# Written task:
Give the number of lines in the listing below that include the word "subtitle", with nothing more.

** start of Entries **

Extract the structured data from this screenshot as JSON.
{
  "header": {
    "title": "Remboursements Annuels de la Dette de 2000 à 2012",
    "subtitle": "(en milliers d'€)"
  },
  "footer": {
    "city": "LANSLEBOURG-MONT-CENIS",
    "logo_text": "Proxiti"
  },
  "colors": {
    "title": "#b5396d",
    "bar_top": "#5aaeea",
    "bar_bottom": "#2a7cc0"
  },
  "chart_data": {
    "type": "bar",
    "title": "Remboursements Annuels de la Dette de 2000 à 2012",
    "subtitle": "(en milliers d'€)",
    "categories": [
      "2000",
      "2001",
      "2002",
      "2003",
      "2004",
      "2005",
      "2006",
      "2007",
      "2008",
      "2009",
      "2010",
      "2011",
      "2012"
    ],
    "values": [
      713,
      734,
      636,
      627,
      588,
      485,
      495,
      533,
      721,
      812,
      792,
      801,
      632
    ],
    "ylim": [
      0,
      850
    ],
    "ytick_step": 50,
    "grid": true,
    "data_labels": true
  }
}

** end of Entries **

# Full solution:
2